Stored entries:
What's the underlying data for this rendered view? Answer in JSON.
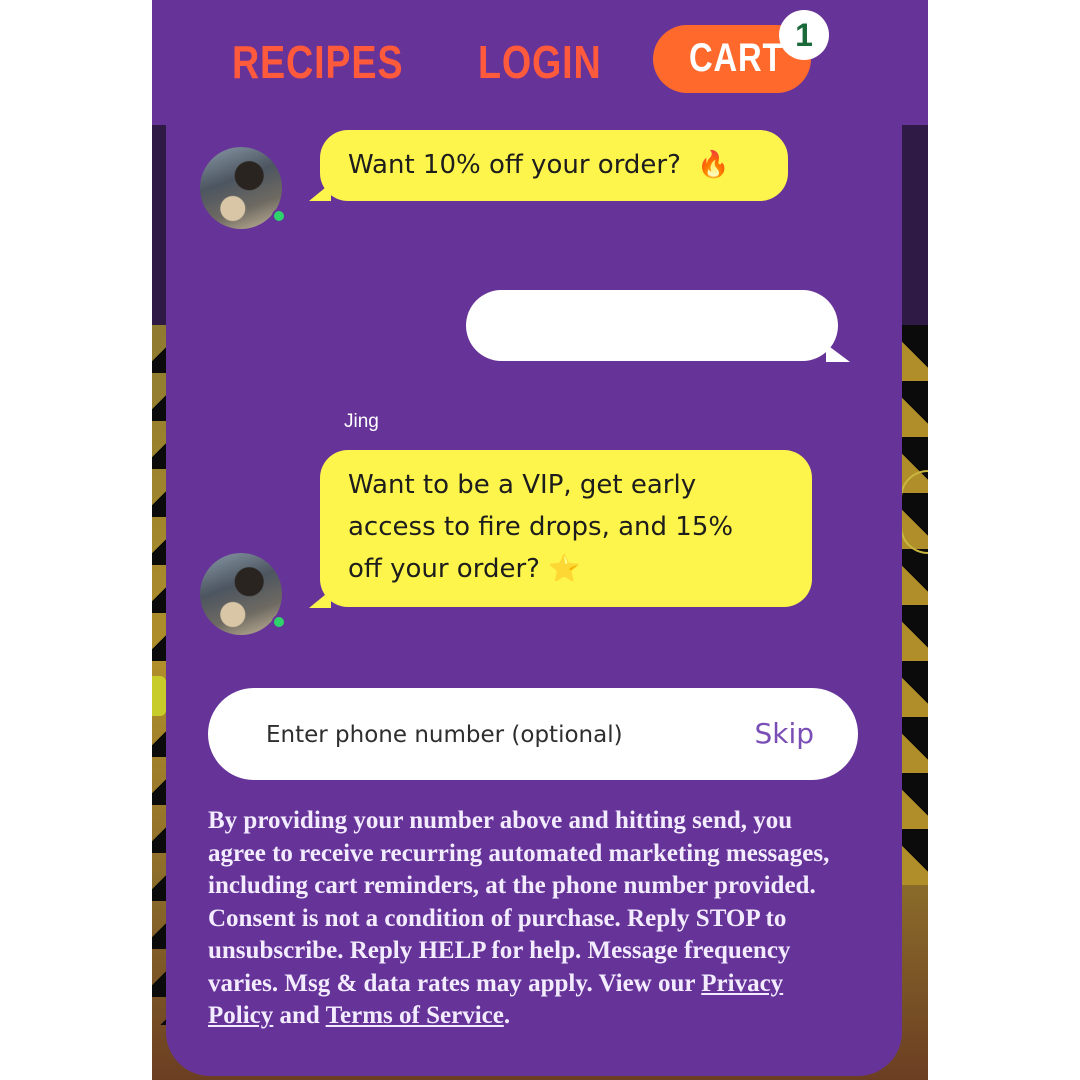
{
  "nav": {
    "recipes": "RECIPES",
    "login": "LOGIN",
    "cart": "CART",
    "cart_count": "1"
  },
  "chat": {
    "messages": [
      {
        "from": "bot",
        "text": "Want 10% off your order?",
        "emoji": "🔥",
        "emoji_icon": "fire-icon"
      },
      {
        "from": "user",
        "text": ""
      },
      {
        "from": "bot",
        "sender": "Jing",
        "lines": [
          "Want to be a VIP, get early",
          "access to fire drops, and 15%",
          "off your order?"
        ],
        "emoji": "⭐",
        "emoji_icon": "star-icon"
      }
    ]
  },
  "phone": {
    "placeholder": "Enter phone number (optional)",
    "value": "",
    "skip_label": "Skip"
  },
  "legal": {
    "text": "By providing your number above and hitting send, you agree to receive recurring automated marketing messages, including cart reminders, at the phone number provided. Consent is not a condition of purchase. Reply STOP to unsubscribe. Reply HELP for help. Message frequency varies. Msg & data rates may apply. View our",
    "privacy_link": "Privacy Policy",
    "connector": "and",
    "terms_link": "Terms of Service",
    "end": "."
  },
  "colors": {
    "purple": "#663399",
    "nav_link": "#ff5a3c",
    "cart_button": "#ff6a2c",
    "bubble": "#fdf54b",
    "online": "#2fd36b",
    "skip": "#7a4fb5"
  }
}
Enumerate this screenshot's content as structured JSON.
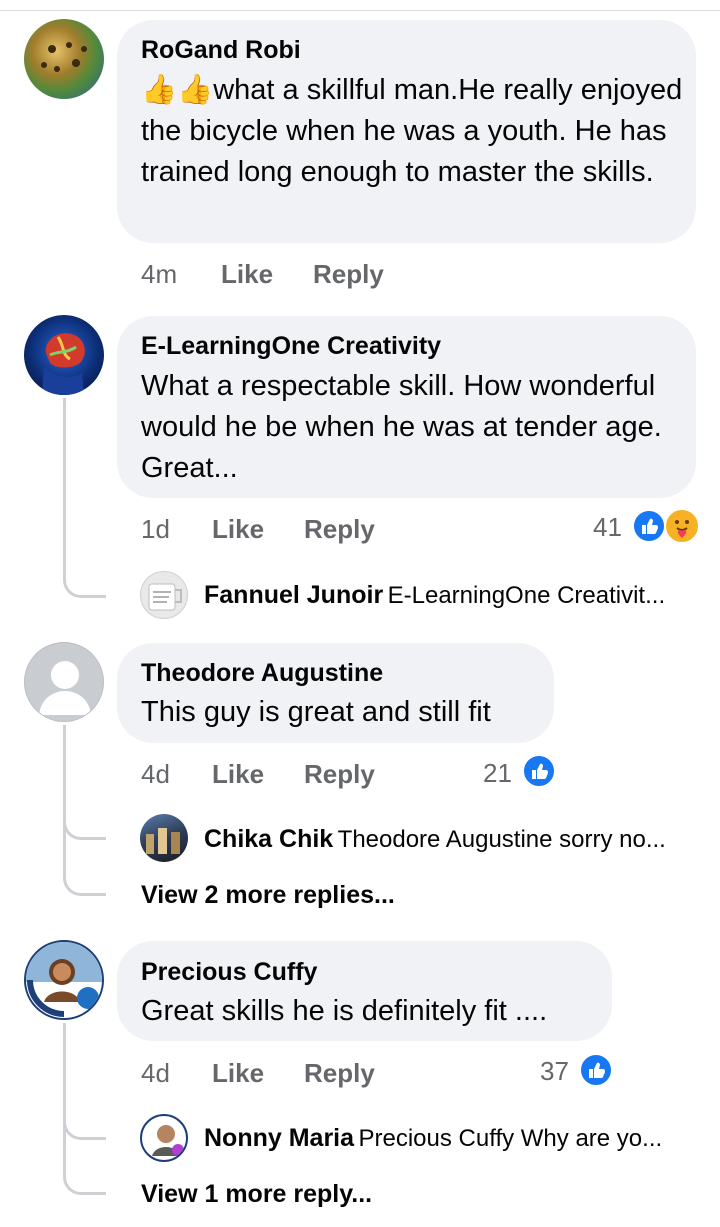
{
  "comments": [
    {
      "author": "RoGand Robi",
      "emoji": "👍👍",
      "text": "what a skillful man.He really enjoyed the bicycle when he was a youth. He has trained long enough to master the skills.",
      "time": "4m",
      "like": "Like",
      "reply": "Reply"
    },
    {
      "author": "E-LearningOne Creativity",
      "text": "What a respectable skill. How wonderful would he be when he was at tender age. Great...",
      "time": "1d",
      "like": "Like",
      "reply": "Reply",
      "reactions": "41",
      "reply_preview": {
        "author": "Fannuel Junoir",
        "text": "E-LearningOne Creativit..."
      }
    },
    {
      "author": "Theodore Augustine",
      "text": "This guy is great and still fit",
      "time": "4d",
      "like": "Like",
      "reply": "Reply",
      "reactions": "21",
      "reply_preview": {
        "author": "Chika Chik",
        "text": "Theodore Augustine sorry no..."
      },
      "more_replies": "View 2 more replies..."
    },
    {
      "author": "Precious Cuffy",
      "text": "Great skills he is definitely fit ....",
      "time": "4d",
      "like": "Like",
      "reply": "Reply",
      "reactions": "37",
      "reply_preview": {
        "author": "Nonny Maria",
        "text": "Precious Cuffy Why are yo..."
      },
      "more_replies": "View 1 more reply..."
    }
  ],
  "colors": {
    "bubble": "#f0f2f5",
    "meta": "#65676b",
    "like_blue": "#1877f2",
    "thread": "#ced0d4"
  },
  "icons": {
    "like": "thumbs-up-icon",
    "care": "care-reaction-icon"
  }
}
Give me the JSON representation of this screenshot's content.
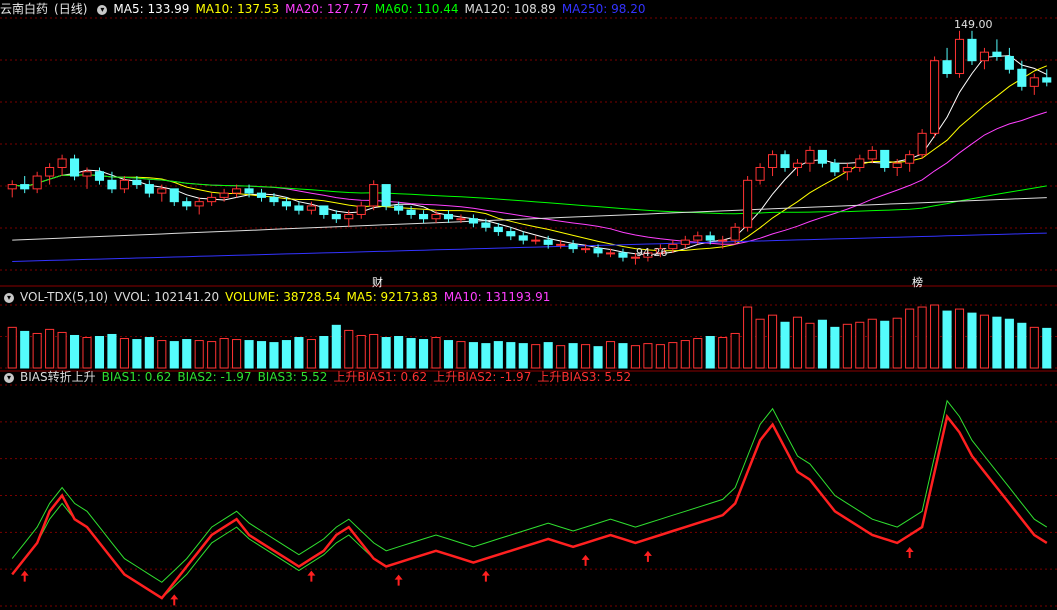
{
  "stock": {
    "name": "云南白药",
    "period": "(日线)"
  },
  "colors": {
    "up": "#ff3333",
    "down": "#54fcfc",
    "ma5": "#ffffff",
    "ma10": "#ffff00",
    "ma20": "#ff40ff",
    "ma60": "#00ff00",
    "ma120": "#dcdcdc",
    "ma250": "#3333ff",
    "grid": "#7a0000",
    "bias1": "#30e030",
    "bias2": "#30e030",
    "bias_up": "#ff2020"
  },
  "price_panel": {
    "indicators": [
      {
        "label": "MA5: 133.99",
        "color": "#ffffff"
      },
      {
        "label": "MA10: 137.53",
        "color": "#ffff00"
      },
      {
        "label": "MA20: 127.77",
        "color": "#ff40ff"
      },
      {
        "label": "MA60: 110.44",
        "color": "#00ff00"
      },
      {
        "label": "MA120: 108.89",
        "color": "#dcdcdc"
      },
      {
        "label": "MA250: 98.20",
        "color": "#3333ff"
      }
    ],
    "high_label": "149.00",
    "low_label": "94.26",
    "markers": [
      "财",
      "榜"
    ]
  },
  "volume_panel": {
    "indicators": [
      {
        "label": "VOL-TDX(5,10)",
        "color": "#dcdcdc"
      },
      {
        "label": "VVOL: 102141.20",
        "color": "#dcdcdc"
      },
      {
        "label": "VOLUME: 38728.54",
        "color": "#ffff00"
      },
      {
        "label": "MA5: 92173.83",
        "color": "#ffff00"
      },
      {
        "label": "MA10: 131193.91",
        "color": "#ff40ff"
      }
    ]
  },
  "bias_panel": {
    "indicators": [
      {
        "label": "BIAS转折上升",
        "color": "#dcdcdc"
      },
      {
        "label": "BIAS1: 0.62",
        "color": "#30e030"
      },
      {
        "label": "BIAS2: -1.97",
        "color": "#30e030"
      },
      {
        "label": "BIAS3: 5.52",
        "color": "#30e030"
      },
      {
        "label": "上升BIAS1: 0.62",
        "color": "#ff3030"
      },
      {
        "label": "上升BIAS2: -1.97",
        "color": "#ff3030"
      },
      {
        "label": "上升BIAS3: 5.52",
        "color": "#ff3030"
      }
    ]
  },
  "chart_data": {
    "type": "line",
    "ylim": [
      93,
      152
    ],
    "candles": [
      [
        112,
        114,
        110,
        113
      ],
      [
        113,
        115,
        111,
        112
      ],
      [
        112,
        116,
        111,
        115
      ],
      [
        115,
        118,
        113,
        117
      ],
      [
        117,
        120,
        115,
        119
      ],
      [
        119,
        120,
        114,
        115
      ],
      [
        115,
        117,
        112,
        116
      ],
      [
        116,
        117,
        113,
        114
      ],
      [
        114,
        116,
        111,
        112
      ],
      [
        112,
        115,
        111,
        114
      ],
      [
        114,
        115,
        112,
        113
      ],
      [
        113,
        114,
        110,
        111
      ],
      [
        111,
        113,
        109,
        112
      ],
      [
        112,
        112,
        108,
        109
      ],
      [
        109,
        110,
        107,
        108
      ],
      [
        108,
        110,
        106,
        109
      ],
      [
        109,
        111,
        108,
        110
      ],
      [
        110,
        112,
        109,
        111
      ],
      [
        111,
        113,
        110,
        112
      ],
      [
        112,
        113,
        110,
        111
      ],
      [
        111,
        112,
        109,
        110
      ],
      [
        110,
        111,
        108,
        109
      ],
      [
        109,
        110,
        107,
        108
      ],
      [
        108,
        109,
        106,
        107
      ],
      [
        107,
        109,
        106,
        108
      ],
      [
        108,
        108,
        105,
        106
      ],
      [
        106,
        107,
        104,
        105
      ],
      [
        105,
        107,
        103,
        106
      ],
      [
        106,
        109,
        105,
        108
      ],
      [
        108,
        114,
        107,
        113
      ],
      [
        113,
        113,
        107,
        108
      ],
      [
        108,
        109,
        106,
        107
      ],
      [
        107,
        108,
        105,
        106
      ],
      [
        106,
        107,
        104,
        105
      ],
      [
        105,
        107,
        104,
        106
      ],
      [
        106,
        107,
        104,
        105
      ],
      [
        105,
        106,
        104,
        105
      ],
      [
        105,
        106,
        103,
        104
      ],
      [
        104,
        105,
        102,
        103
      ],
      [
        103,
        104,
        101,
        102
      ],
      [
        102,
        103,
        100,
        101
      ],
      [
        101,
        102,
        99,
        100
      ],
      [
        100,
        101,
        99,
        100
      ],
      [
        100,
        101,
        98,
        99
      ],
      [
        99,
        100,
        98,
        99
      ],
      [
        99,
        100,
        97,
        98
      ],
      [
        98,
        99,
        97,
        98
      ],
      [
        98,
        99,
        96,
        97
      ],
      [
        97,
        98,
        96,
        97
      ],
      [
        97,
        98,
        95,
        96
      ],
      [
        96,
        97,
        94.26,
        96
      ],
      [
        96,
        98,
        95,
        97
      ],
      [
        97,
        99,
        96,
        98
      ],
      [
        98,
        100,
        97,
        99
      ],
      [
        99,
        101,
        98,
        100
      ],
      [
        100,
        102,
        99,
        101
      ],
      [
        101,
        102,
        99,
        100
      ],
      [
        100,
        101,
        98,
        100
      ],
      [
        100,
        104,
        99,
        103
      ],
      [
        103,
        115,
        102,
        114
      ],
      [
        114,
        118,
        113,
        117
      ],
      [
        117,
        121,
        115,
        120
      ],
      [
        120,
        121,
        116,
        117
      ],
      [
        117,
        119,
        115,
        118
      ],
      [
        118,
        122,
        116,
        121
      ],
      [
        121,
        121,
        117,
        118
      ],
      [
        118,
        119,
        115,
        116
      ],
      [
        116,
        118,
        114,
        117
      ],
      [
        117,
        120,
        116,
        119
      ],
      [
        119,
        122,
        118,
        121
      ],
      [
        121,
        121,
        116,
        117
      ],
      [
        117,
        119,
        115,
        118
      ],
      [
        118,
        121,
        116,
        120
      ],
      [
        120,
        126,
        119,
        125
      ],
      [
        125,
        143,
        124,
        142
      ],
      [
        142,
        145,
        138,
        139
      ],
      [
        139,
        149,
        138,
        147
      ],
      [
        147,
        149,
        141,
        142
      ],
      [
        142,
        145,
        140,
        144
      ],
      [
        144,
        147,
        142,
        143
      ],
      [
        143,
        145,
        139,
        140
      ],
      [
        140,
        142,
        135,
        136
      ],
      [
        136,
        139,
        134,
        138
      ],
      [
        138,
        140,
        136,
        137
      ]
    ],
    "volume": [
      40,
      36,
      34,
      38,
      35,
      32,
      30,
      31,
      33,
      29,
      28,
      30,
      27,
      26,
      28,
      27,
      26,
      29,
      28,
      27,
      26,
      25,
      27,
      30,
      28,
      31,
      42,
      37,
      32,
      33,
      30,
      31,
      29,
      28,
      30,
      27,
      26,
      25,
      24,
      26,
      25,
      24,
      23,
      25,
      22,
      24,
      23,
      21,
      26,
      24,
      22,
      24,
      23,
      25,
      27,
      29,
      31,
      30,
      34,
      60,
      48,
      52,
      45,
      50,
      44,
      47,
      40,
      43,
      45,
      48,
      46,
      49,
      58,
      60,
      62,
      56,
      58,
      54,
      52,
      50,
      48,
      44,
      40,
      39
    ],
    "bias_red": [
      -6,
      -2,
      2,
      10,
      14,
      8,
      6,
      2,
      -2,
      -6,
      -8,
      -10,
      -12,
      -8,
      -4,
      0,
      4,
      6,
      8,
      4,
      2,
      0,
      -2,
      -4,
      -2,
      0,
      4,
      6,
      2,
      -2,
      -4,
      -3,
      -2,
      -1,
      0,
      -1,
      -2,
      -3,
      -2,
      -1,
      0,
      1,
      2,
      3,
      2,
      1,
      2,
      3,
      4,
      3,
      2,
      3,
      4,
      5,
      6,
      7,
      8,
      9,
      12,
      20,
      28,
      32,
      26,
      20,
      18,
      14,
      10,
      8,
      6,
      4,
      3,
      2,
      4,
      6,
      20,
      34,
      30,
      24,
      20,
      16,
      12,
      8,
      4,
      2
    ],
    "bias_green": [
      -2,
      2,
      6,
      12,
      16,
      12,
      10,
      6,
      2,
      -2,
      -4,
      -6,
      -8,
      -5,
      -2,
      2,
      6,
      8,
      10,
      7,
      5,
      3,
      1,
      -1,
      1,
      3,
      6,
      8,
      5,
      2,
      0,
      1,
      2,
      3,
      4,
      3,
      2,
      1,
      2,
      3,
      4,
      5,
      6,
      7,
      6,
      5,
      6,
      7,
      8,
      7,
      6,
      7,
      8,
      9,
      10,
      11,
      12,
      13,
      16,
      24,
      32,
      36,
      30,
      24,
      22,
      18,
      14,
      12,
      10,
      8,
      7,
      6,
      8,
      10,
      24,
      38,
      34,
      28,
      24,
      20,
      16,
      12,
      8,
      6
    ]
  }
}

- _Exercise brief_
State the number of lines in these entries that include the string "Theodore". Provide nothing beyond that number.

- _Result for this task_
2